▸ **TASK INSTRUCTIONS**: Output every entry exactly as written, skipping any pictures.

▸ **RECORDS**:
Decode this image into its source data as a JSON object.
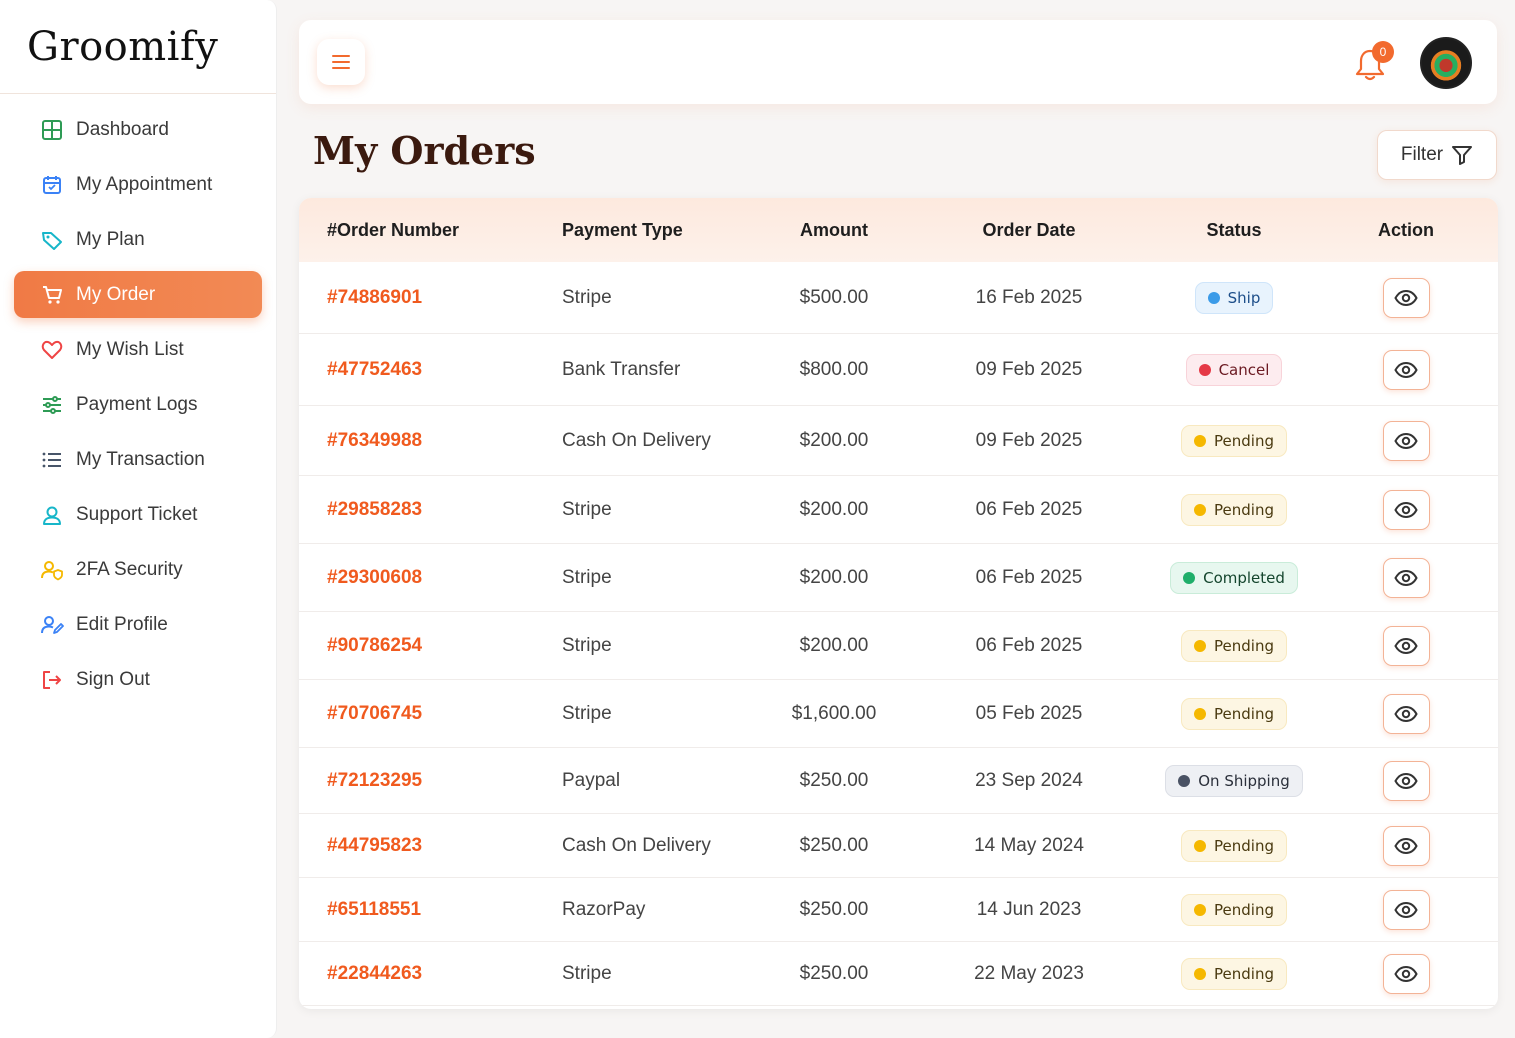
{
  "brand": {
    "name": "Groomify"
  },
  "sidebar": {
    "items": [
      {
        "label": "Dashboard",
        "icon": "grid-icon"
      },
      {
        "label": "My Appointment",
        "icon": "calendar-icon"
      },
      {
        "label": "My Plan",
        "icon": "tag-icon"
      },
      {
        "label": "My Order",
        "icon": "cart-icon",
        "active": true
      },
      {
        "label": "My Wish List",
        "icon": "heart-icon"
      },
      {
        "label": "Payment Logs",
        "icon": "sliders-icon"
      },
      {
        "label": "My Transaction",
        "icon": "list-icon"
      },
      {
        "label": "Support Ticket",
        "icon": "user-support-icon"
      },
      {
        "label": "2FA Security",
        "icon": "user-shield-icon"
      },
      {
        "label": "Edit Profile",
        "icon": "user-edit-icon"
      },
      {
        "label": "Sign Out",
        "icon": "sign-out-icon"
      }
    ]
  },
  "header": {
    "notification_count": "0"
  },
  "page": {
    "title": "My Orders",
    "filter_label": "Filter"
  },
  "table": {
    "columns": [
      "#Order Number",
      "Payment Type",
      "Amount",
      "Order Date",
      "Status",
      "Action"
    ],
    "rows": [
      {
        "order": "#74886901",
        "payment": "Stripe",
        "amount": "$500.00",
        "date": "16 Feb 2025",
        "status": "Ship"
      },
      {
        "order": "#47752463",
        "payment": "Bank Transfer",
        "amount": "$800.00",
        "date": "09 Feb 2025",
        "status": "Cancel"
      },
      {
        "order": "#76349988",
        "payment": "Cash On Delivery",
        "amount": "$200.00",
        "date": "09 Feb 2025",
        "status": "Pending"
      },
      {
        "order": "#29858283",
        "payment": "Stripe",
        "amount": "$200.00",
        "date": "06 Feb 2025",
        "status": "Pending"
      },
      {
        "order": "#29300608",
        "payment": "Stripe",
        "amount": "$200.00",
        "date": "06 Feb 2025",
        "status": "Completed"
      },
      {
        "order": "#90786254",
        "payment": "Stripe",
        "amount": "$200.00",
        "date": "06 Feb 2025",
        "status": "Pending"
      },
      {
        "order": "#70706745",
        "payment": "Stripe",
        "amount": "$1,600.00",
        "date": "05 Feb 2025",
        "status": "Pending"
      },
      {
        "order": "#72123295",
        "payment": "Paypal",
        "amount": "$250.00",
        "date": "23 Sep 2024",
        "status": "On Shipping"
      },
      {
        "order": "#44795823",
        "payment": "Cash On Delivery",
        "amount": "$250.00",
        "date": "14 May 2024",
        "status": "Pending"
      },
      {
        "order": "#65118551",
        "payment": "RazorPay",
        "amount": "$250.00",
        "date": "14 Jun 2023",
        "status": "Pending"
      },
      {
        "order": "#22844263",
        "payment": "Stripe",
        "amount": "$250.00",
        "date": "22 May 2023",
        "status": "Pending"
      }
    ]
  },
  "status_styles": {
    "Ship": {
      "bg": "#e8f3fd",
      "border": "#cfe5fa",
      "dot": "#3b9be8",
      "text": "#1d4e89"
    },
    "Cancel": {
      "bg": "#fdecef",
      "border": "#f8d3d9",
      "dot": "#e53946",
      "text": "#6b1a22"
    },
    "Pending": {
      "bg": "#fdf6e3",
      "border": "#f8e9c0",
      "dot": "#f5b800",
      "text": "#4a3a10"
    },
    "Completed": {
      "bg": "#e7f7ef",
      "border": "#c9ecd9",
      "dot": "#1fae6a",
      "text": "#14452d"
    },
    "On Shipping": {
      "bg": "#eef0f4",
      "border": "#dcdfe6",
      "dot": "#4a5264",
      "text": "#2a2f3a"
    }
  },
  "colors": {
    "accent": "#f07a45",
    "order_number": "#f05a1e"
  }
}
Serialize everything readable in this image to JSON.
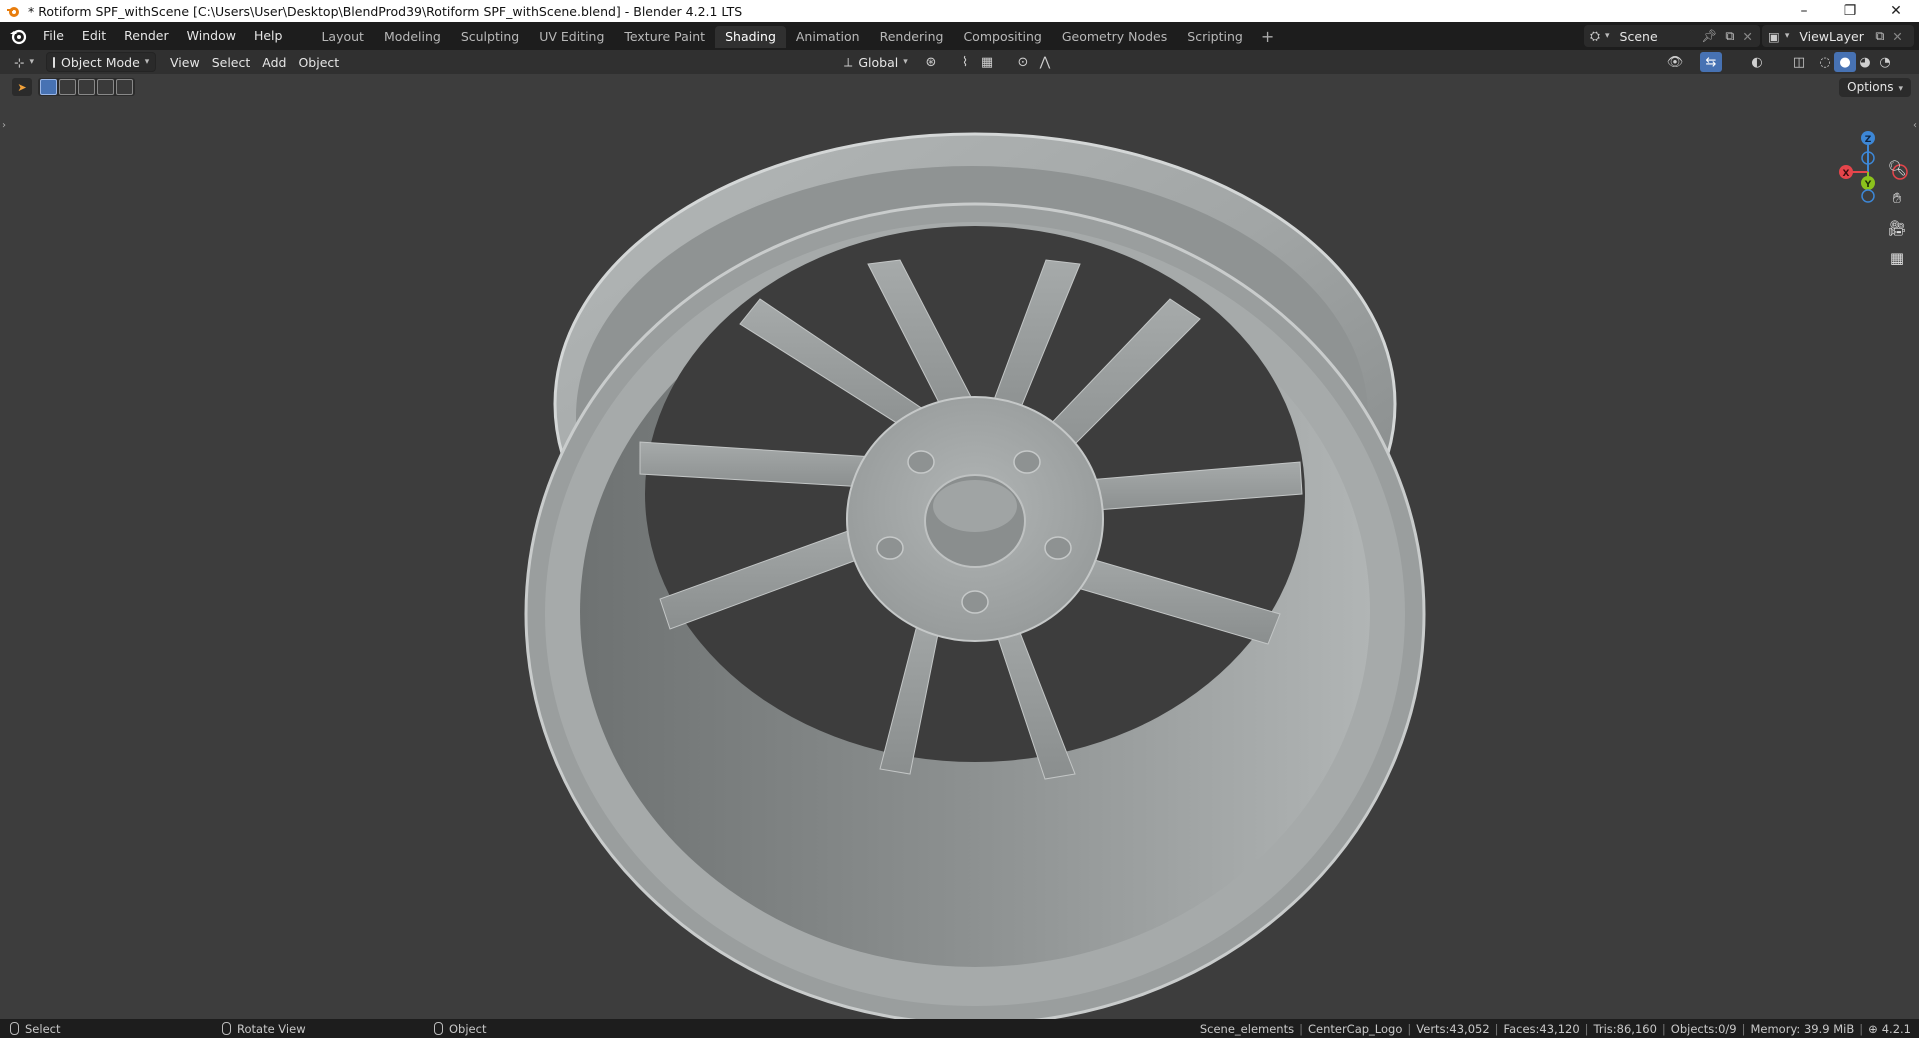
{
  "window": {
    "title": "* Rotiform SPF_withScene [C:\\Users\\User\\Desktop\\BlendProd39\\Rotiform SPF_withScene.blend] - Blender 4.2.1 LTS",
    "minimize": "–",
    "restore": "❐",
    "close": "✕"
  },
  "menu": [
    "File",
    "Edit",
    "Render",
    "Window",
    "Help"
  ],
  "workspaces": [
    "Layout",
    "Modeling",
    "Sculpting",
    "UV Editing",
    "Texture Paint",
    "Shading",
    "Animation",
    "Rendering",
    "Compositing",
    "Geometry Nodes",
    "Scripting"
  ],
  "active_workspace": "Shading",
  "add_workspace": "+",
  "scene": {
    "name": "Scene"
  },
  "view_layer": {
    "name": "ViewLayer"
  },
  "viewport_header": {
    "mode": "Object Mode",
    "menus": [
      "View",
      "Select",
      "Add",
      "Object"
    ],
    "transform_orientation": "Global"
  },
  "viewport": {
    "options_label": "Options",
    "background_color": "#3d3d3d",
    "gizmo": {
      "z": "Z",
      "y": "Y",
      "x": "X"
    }
  },
  "statusbar": {
    "hints": [
      "Select",
      "Rotate View",
      "Object"
    ],
    "info": [
      "Scene_elements",
      "CenterCap_Logo",
      "Verts:43,052",
      "Faces:43,120",
      "Tris:86,160",
      "Objects:0/9",
      "Memory: 39.9 MiB",
      "4.2.1"
    ]
  },
  "colors": {
    "accent": "#4772b3",
    "axis_x": "#e6454b",
    "axis_y": "#8bc21c",
    "axis_z": "#3d87d6",
    "wheel": "#9ea2a2"
  }
}
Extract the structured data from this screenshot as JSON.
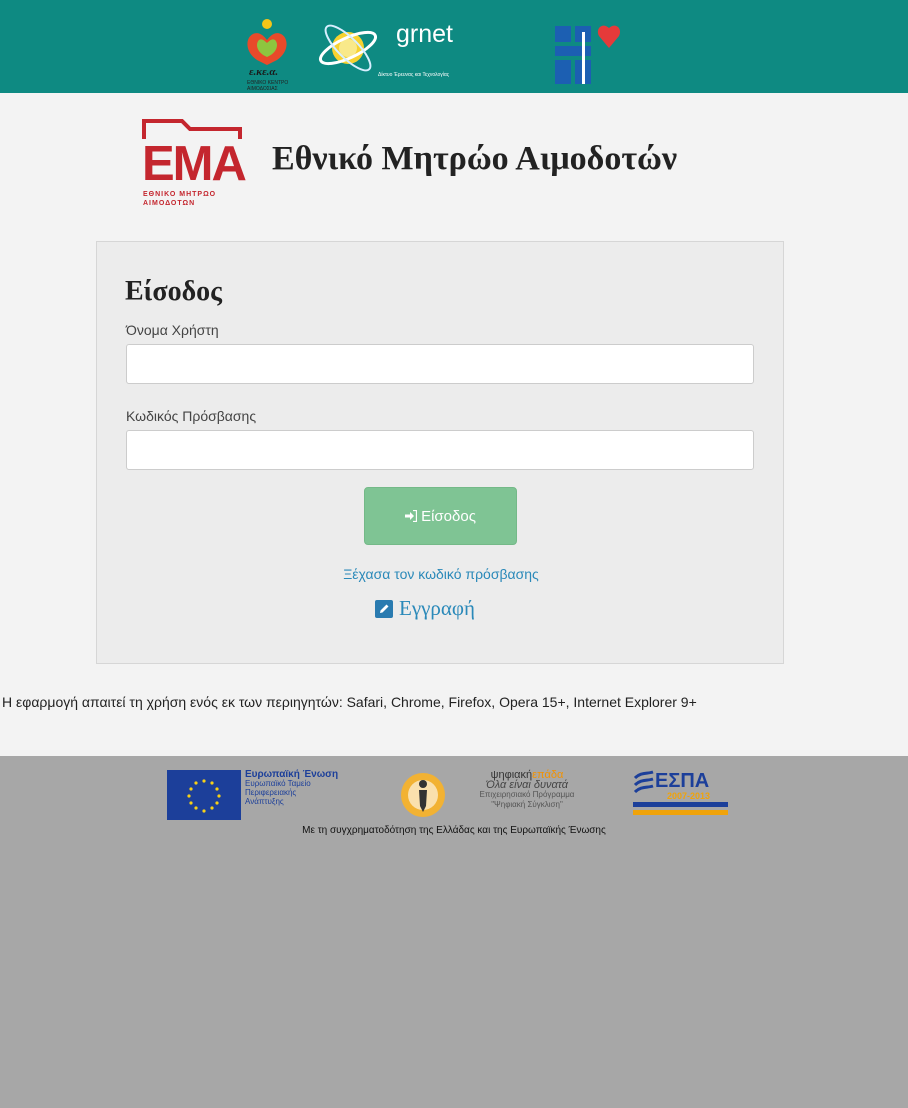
{
  "header": {
    "logo_ekea_text": "ε.κε.α.",
    "logo_ekea_sub": "ΕΘΝΙΚΟ ΚΕΝΤΡΟ ΑΙΜΟΔΟΣΙΑΣ",
    "logo_grnet_text": "grnet",
    "logo_grnet_sub": "Δίκτυο Έρευνας και Τεχνολογίας",
    "background_color": "#0e8a82"
  },
  "brand": {
    "ema_logo_text": "ΕΜΑ",
    "ema_logo_sub1": "ΕΘΝΙΚΟ ΜΗΤΡΩΟ",
    "ema_logo_sub2": "ΑΙΜΟΔΟΤΩΝ",
    "page_title": "Εθνικό Μητρώο Αιμοδοτών"
  },
  "login": {
    "heading": "Είσοδος",
    "username_label": "Όνομα Χρήστη",
    "username_value": "",
    "password_label": "Κωδικός Πρόσβασης",
    "password_value": "",
    "submit_label": "Είσοδος",
    "forgot_link": "Ξέχασα τον κωδικό πρόσβασης",
    "register_link": "Εγγραφή",
    "button_color": "#7fc494",
    "link_color": "#2a89b9"
  },
  "browser_note": "Η εφαρμογή απαιτεί τη χρήση ενός εκ των περιηγητών: Safari, Chrome, Firefox, Opera 15+, Internet Explorer 9+",
  "footer": {
    "eu_line1": "Ευρωπαϊκή Ένωση",
    "eu_line2": "Ευρωπαϊκό Ταμείο",
    "eu_line3": "Περιφερειακής",
    "eu_line4": "Ανάπτυξης",
    "digital_line1_a": "ψηφιακή",
    "digital_line1_b": "επάδα",
    "digital_line2": "Όλα είναι δυνατά",
    "digital_line3": "Επιχειρησιακό Πρόγραμμα",
    "digital_line4": "\"Ψηφιακή Σύγκλιση\"",
    "espa_text": "ΕΣΠΑ",
    "espa_years": "2007-2013",
    "caption": "Με τη συγχρηματοδότηση της Ελλάδας και της Ευρωπαϊκής Ένωσης",
    "background_color": "#a7a7a7"
  }
}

▸ **RESPONSE TO THE EXERCISE**:
Decode this image into its source data as a JSON object.
{
  "brand": {
    "name": "Groomify"
  },
  "sidebar": {
    "items": [
      {
        "label": "Dashboard",
        "icon": "grid-icon"
      },
      {
        "label": "My Appointment",
        "icon": "calendar-icon"
      },
      {
        "label": "My Plan",
        "icon": "tag-icon"
      },
      {
        "label": "My Order",
        "icon": "cart-icon",
        "active": true
      },
      {
        "label": "My Wish List",
        "icon": "heart-icon"
      },
      {
        "label": "Payment Logs",
        "icon": "sliders-icon"
      },
      {
        "label": "My Transaction",
        "icon": "list-icon"
      },
      {
        "label": "Support Ticket",
        "icon": "user-support-icon"
      },
      {
        "label": "2FA Security",
        "icon": "user-shield-icon"
      },
      {
        "label": "Edit Profile",
        "icon": "user-edit-icon"
      },
      {
        "label": "Sign Out",
        "icon": "sign-out-icon"
      }
    ]
  },
  "header": {
    "notification_count": "0"
  },
  "page": {
    "title": "My Orders",
    "filter_label": "Filter"
  },
  "table": {
    "columns": [
      "#Order Number",
      "Payment Type",
      "Amount",
      "Order Date",
      "Status",
      "Action"
    ],
    "rows": [
      {
        "order": "#74886901",
        "payment": "Stripe",
        "amount": "$500.00",
        "date": "16 Feb 2025",
        "status": "Ship"
      },
      {
        "order": "#47752463",
        "payment": "Bank Transfer",
        "amount": "$800.00",
        "date": "09 Feb 2025",
        "status": "Cancel"
      },
      {
        "order": "#76349988",
        "payment": "Cash On Delivery",
        "amount": "$200.00",
        "date": "09 Feb 2025",
        "status": "Pending"
      },
      {
        "order": "#29858283",
        "payment": "Stripe",
        "amount": "$200.00",
        "date": "06 Feb 2025",
        "status": "Pending"
      },
      {
        "order": "#29300608",
        "payment": "Stripe",
        "amount": "$200.00",
        "date": "06 Feb 2025",
        "status": "Completed"
      },
      {
        "order": "#90786254",
        "payment": "Stripe",
        "amount": "$200.00",
        "date": "06 Feb 2025",
        "status": "Pending"
      },
      {
        "order": "#70706745",
        "payment": "Stripe",
        "amount": "$1,600.00",
        "date": "05 Feb 2025",
        "status": "Pending"
      },
      {
        "order": "#72123295",
        "payment": "Paypal",
        "amount": "$250.00",
        "date": "23 Sep 2024",
        "status": "On Shipping"
      },
      {
        "order": "#44795823",
        "payment": "Cash On Delivery",
        "amount": "$250.00",
        "date": "14 May 2024",
        "status": "Pending"
      },
      {
        "order": "#65118551",
        "payment": "RazorPay",
        "amount": "$250.00",
        "date": "14 Jun 2023",
        "status": "Pending"
      },
      {
        "order": "#22844263",
        "payment": "Stripe",
        "amount": "$250.00",
        "date": "22 May 2023",
        "status": "Pending"
      }
    ]
  },
  "status_styles": {
    "Ship": {
      "bg": "#e8f3fd",
      "border": "#cfe5fa",
      "dot": "#3b9be8",
      "text": "#1d4e89"
    },
    "Cancel": {
      "bg": "#fdecef",
      "border": "#f8d3d9",
      "dot": "#e53946",
      "text": "#6b1a22"
    },
    "Pending": {
      "bg": "#fdf6e3",
      "border": "#f8e9c0",
      "dot": "#f5b800",
      "text": "#4a3a10"
    },
    "Completed": {
      "bg": "#e7f7ef",
      "border": "#c9ecd9",
      "dot": "#1fae6a",
      "text": "#14452d"
    },
    "On Shipping": {
      "bg": "#eef0f4",
      "border": "#dcdfe6",
      "dot": "#4a5264",
      "text": "#2a2f3a"
    }
  },
  "colors": {
    "accent": "#f07a45",
    "order_number": "#f05a1e"
  }
}
Serialize everything readable in this image to JSON.
{
  "window": {
    "title": "* Rotiform SPF_withScene [C:\\Users\\User\\Desktop\\BlendProd39\\Rotiform SPF_withScene.blend] - Blender 4.2.1 LTS",
    "minimize": "–",
    "restore": "❐",
    "close": "✕"
  },
  "menu": [
    "File",
    "Edit",
    "Render",
    "Window",
    "Help"
  ],
  "workspaces": [
    "Layout",
    "Modeling",
    "Sculpting",
    "UV Editing",
    "Texture Paint",
    "Shading",
    "Animation",
    "Rendering",
    "Compositing",
    "Geometry Nodes",
    "Scripting"
  ],
  "active_workspace": "Shading",
  "add_workspace": "+",
  "scene": {
    "name": "Scene"
  },
  "view_layer": {
    "name": "ViewLayer"
  },
  "viewport_header": {
    "mode": "Object Mode",
    "menus": [
      "View",
      "Select",
      "Add",
      "Object"
    ],
    "transform_orientation": "Global"
  },
  "viewport": {
    "options_label": "Options",
    "background_color": "#3d3d3d",
    "gizmo": {
      "z": "Z",
      "y": "Y",
      "x": "X"
    }
  },
  "statusbar": {
    "hints": [
      "Select",
      "Rotate View",
      "Object"
    ],
    "info": [
      "Scene_elements",
      "CenterCap_Logo",
      "Verts:43,052",
      "Faces:43,120",
      "Tris:86,160",
      "Objects:0/9",
      "Memory: 39.9 MiB",
      "4.2.1"
    ]
  },
  "colors": {
    "accent": "#4772b3",
    "axis_x": "#e6454b",
    "axis_y": "#8bc21c",
    "axis_z": "#3d87d6",
    "wheel": "#9ea2a2"
  }
}
Extract the structured data from this screenshot as JSON.
{
  "header": {
    "logo_ekea_text": "ε.κε.α.",
    "logo_ekea_sub": "ΕΘΝΙΚΟ ΚΕΝΤΡΟ ΑΙΜΟΔΟΣΙΑΣ",
    "logo_grnet_text": "grnet",
    "logo_grnet_sub": "Δίκτυο Έρευνας και Τεχνολογίας",
    "background_color": "#0e8a82"
  },
  "brand": {
    "ema_logo_text": "ΕΜΑ",
    "ema_logo_sub1": "ΕΘΝΙΚΟ ΜΗΤΡΩΟ",
    "ema_logo_sub2": "ΑΙΜΟΔΟΤΩΝ",
    "page_title": "Εθνικό Μητρώο Αιμοδοτών"
  },
  "login": {
    "heading": "Είσοδος",
    "username_label": "Όνομα Χρήστη",
    "username_value": "",
    "password_label": "Κωδικός Πρόσβασης",
    "password_value": "",
    "submit_label": "Είσοδος",
    "forgot_link": "Ξέχασα τον κωδικό πρόσβασης",
    "register_link": "Εγγραφή",
    "button_color": "#7fc494",
    "link_color": "#2a89b9"
  },
  "browser_note": "Η εφαρμογή απαιτεί τη χρήση ενός εκ των περιηγητών: Safari, Chrome, Firefox, Opera 15+, Internet Explorer 9+",
  "footer": {
    "eu_line1": "Ευρωπαϊκή Ένωση",
    "eu_line2": "Ευρωπαϊκό Ταμείο",
    "eu_line3": "Περιφερειακής",
    "eu_line4": "Ανάπτυξης",
    "digital_line1_a": "ψηφιακή",
    "digital_line1_b": "επάδα",
    "digital_line2": "Όλα είναι δυνατά",
    "digital_line3": "Επιχειρησιακό Πρόγραμμα",
    "digital_line4": "\"Ψηφιακή Σύγκλιση\"",
    "espa_text": "ΕΣΠΑ",
    "espa_years": "2007-2013",
    "caption": "Με τη συγχρηματοδότηση της Ελλάδας και της Ευρωπαϊκής Ένωσης",
    "background_color": "#a7a7a7"
  }
}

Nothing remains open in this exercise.